----- GIVEN ENTRIES -----
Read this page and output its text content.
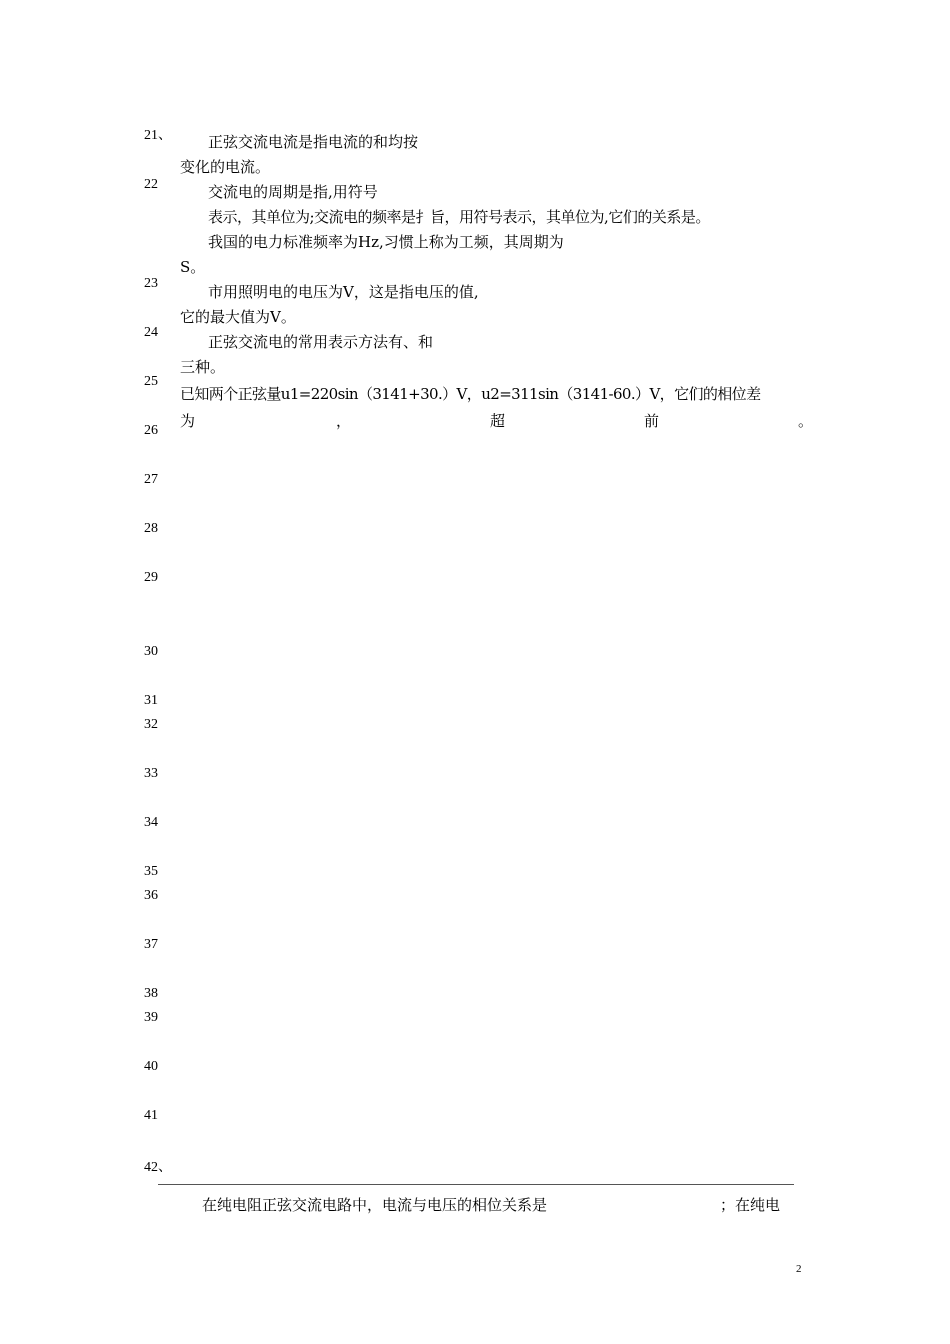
21、
22
23
24
25
26
27
28
29
30
31
32
33
34
35
36
37
38
39
40
41
42、
正弦交流电流是指电流的和均按
变化的电流。
交流电的周期是指,用符号
表示，其单位为;交流电的频率是扌旨，用符号表示，其单位为,它们的关系是。
我国的电力标准频率为Hz,习惯上称为工频，其周期为
S。
市用照明电的电压为V，这是指电压的值,
它的最大值为V。
正弦交流电的常用表示方法有、和
三种。
已知两个正弦量u1=220sin（3141+30.）V，u2=311sin（3141-60.）V，它们的相位差
为	，	超	前	。
在纯电阻正弦交流电路中，电流与电压的相位关系是	；在纯电
2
-----
Pictures are to be left out; all else in the entries above is to be quoted exactly.

- _THE REPLY_:
Read this page and output its text content.
21、
22
23
24
25
26
27
28
29
30
31
32
33
34
35
36
37
38
39
40
41
42、
正弦交流电流是指电流的和均按
变化的电流。
交流电的周期是指,用符号
表示，其单位为;交流电的频率是扌旨，用符号表示，其单位为,它们的关系是。
我国的电力标准频率为Hz,习惯上称为工频，其周期为
S。
市用照明电的电压为V，这是指电压的值,
它的最大值为V。
正弦交流电的常用表示方法有、和
三种。
已知两个正弦量u1=220sin（3141+30.）V，u2=311sin（3141-60.）V，它们的相位差
为	，	超	前	。
在纯电阻正弦交流电路中，电流与电压的相位关系是	；在纯电
2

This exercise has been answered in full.